▶ _Exercise instructions_
Return each line holding the string "title".

Data entries for graphics

----------

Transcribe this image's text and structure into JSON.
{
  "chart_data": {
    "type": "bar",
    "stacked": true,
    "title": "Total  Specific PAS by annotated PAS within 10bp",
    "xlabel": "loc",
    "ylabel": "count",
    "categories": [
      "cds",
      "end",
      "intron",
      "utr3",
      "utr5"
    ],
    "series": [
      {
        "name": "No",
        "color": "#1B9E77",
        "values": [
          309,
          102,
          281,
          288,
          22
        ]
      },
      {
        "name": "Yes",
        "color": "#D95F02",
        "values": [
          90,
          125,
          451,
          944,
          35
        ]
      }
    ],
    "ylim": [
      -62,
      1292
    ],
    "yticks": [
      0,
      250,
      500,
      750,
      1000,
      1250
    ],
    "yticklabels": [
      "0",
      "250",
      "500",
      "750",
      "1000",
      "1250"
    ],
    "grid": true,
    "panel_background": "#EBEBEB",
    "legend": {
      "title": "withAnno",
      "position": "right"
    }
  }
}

----------

▶ _The output_
    "title": "Total  Specific PAS by annotated PAS within 10bp",
      "title": "withAnno",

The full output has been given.